» **Exercise prompt**: Repeat the records below exactly as they appear.

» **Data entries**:
★ ★ ★ ★ ★

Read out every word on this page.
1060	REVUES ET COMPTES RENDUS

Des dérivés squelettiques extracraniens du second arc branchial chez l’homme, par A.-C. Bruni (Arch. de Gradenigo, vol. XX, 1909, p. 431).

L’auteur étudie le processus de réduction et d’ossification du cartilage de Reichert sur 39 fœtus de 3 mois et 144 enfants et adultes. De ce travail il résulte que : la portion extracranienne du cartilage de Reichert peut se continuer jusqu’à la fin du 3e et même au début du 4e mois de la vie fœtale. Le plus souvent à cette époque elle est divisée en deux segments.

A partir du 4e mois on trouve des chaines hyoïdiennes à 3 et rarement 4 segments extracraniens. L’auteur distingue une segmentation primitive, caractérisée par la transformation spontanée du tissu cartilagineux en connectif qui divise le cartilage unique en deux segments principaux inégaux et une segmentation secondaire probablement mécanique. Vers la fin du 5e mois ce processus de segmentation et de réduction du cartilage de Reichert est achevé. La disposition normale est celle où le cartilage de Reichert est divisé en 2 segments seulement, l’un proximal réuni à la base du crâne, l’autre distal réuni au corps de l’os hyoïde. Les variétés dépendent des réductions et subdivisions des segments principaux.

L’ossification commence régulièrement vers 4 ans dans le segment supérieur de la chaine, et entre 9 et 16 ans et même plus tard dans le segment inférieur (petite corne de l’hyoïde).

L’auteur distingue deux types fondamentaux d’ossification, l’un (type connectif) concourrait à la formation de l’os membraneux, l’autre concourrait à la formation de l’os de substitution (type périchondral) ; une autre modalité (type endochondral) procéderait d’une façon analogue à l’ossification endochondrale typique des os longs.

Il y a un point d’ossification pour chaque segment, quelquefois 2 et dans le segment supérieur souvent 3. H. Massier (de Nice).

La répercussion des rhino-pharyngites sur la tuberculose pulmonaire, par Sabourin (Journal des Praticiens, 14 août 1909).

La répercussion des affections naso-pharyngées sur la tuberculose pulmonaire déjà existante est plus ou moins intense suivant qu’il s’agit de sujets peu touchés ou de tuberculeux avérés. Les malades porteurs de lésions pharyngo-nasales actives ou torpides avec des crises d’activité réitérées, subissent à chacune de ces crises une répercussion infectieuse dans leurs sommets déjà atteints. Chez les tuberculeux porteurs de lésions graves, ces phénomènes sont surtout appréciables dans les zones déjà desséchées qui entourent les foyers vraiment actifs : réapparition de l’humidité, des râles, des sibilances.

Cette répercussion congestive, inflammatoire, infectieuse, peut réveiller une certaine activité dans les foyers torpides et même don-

★ ★ ★ ★ ★

» **Full output**:
Read out every word on this page.
1060	REVUES ET COMPTES RENDUS

Des dérivés squelettiques extracraniens du second arc branchial chez l’homme, par A.-C. Bruni (Arch. de Gradenigo, vol. XX, 1909, p. 431).

L’auteur étudie le processus de réduction et d’ossification du cartilage de Reichert sur 39 fœtus de 3 mois et 144 enfants et adultes. De ce travail il résulte que : la portion extracranienne du cartilage de Reichert peut se continuer jusqu’à la fin du 3e et même au début du 4e mois de la vie fœtale. Le plus souvent à cette époque elle est divisée en deux segments.

A partir du 4e mois on trouve des chaines hyoïdiennes à 3 et rarement 4 segments extracraniens. L’auteur distingue une segmentation primitive, caractérisée par la transformation spontanée du tissu cartilagineux en connectif qui divise le cartilage unique en deux segments principaux inégaux et une segmentation secondaire probablement mécanique. Vers la fin du 5e mois ce processus de segmentation et de réduction du cartilage de Reichert est achevé. La disposition normale est celle où le cartilage de Reichert est divisé en 2 segments seulement, l’un proximal réuni à la base du crâne, l’autre distal réuni au corps de l’os hyoïde. Les variétés dépendent des réductions et subdivisions des segments principaux.

L’ossification commence régulièrement vers 4 ans dans le segment supérieur de la chaine, et entre 9 et 16 ans et même plus tard dans le segment inférieur (petite corne de l’hyoïde).

L’auteur distingue deux types fondamentaux d’ossification, l’un (type connectif) concourrait à la formation de l’os membraneux, l’autre concourrait à la formation de l’os de substitution (type périchondral) ; une autre modalité (type endochondral) procéderait d’une façon analogue à l’ossification endochondrale typique des os longs.

Il y a un point d’ossification pour chaque segment, quelquefois 2 et dans le segment supérieur souvent 3. H. Massier (de Nice).

La répercussion des rhino-pharyngites sur la tuberculose pulmonaire, par Sabourin (Journal des Praticiens, 14 août 1909).

La répercussion des affections naso-pharyngées sur la tuberculose pulmonaire déjà existante est plus ou moins intense suivant qu’il s’agit de sujets peu touchés ou de tuberculeux avérés. Les malades porteurs de lésions pharyngo-nasales actives ou torpides avec des crises d’activité réitérées, subissent à chacune de ces crises une répercussion infectieuse dans leurs sommets déjà atteints. Chez les tuberculeux porteurs de lésions graves, ces phénomènes sont surtout appréciables dans les zones déjà desséchées qui entourent les foyers vraiment actifs : réapparition de l’humidité, des râles, des sibilances.

Cette répercussion congestive, inflammatoire, infectieuse, peut réveiller une certaine activité dans les foyers torpides et même don-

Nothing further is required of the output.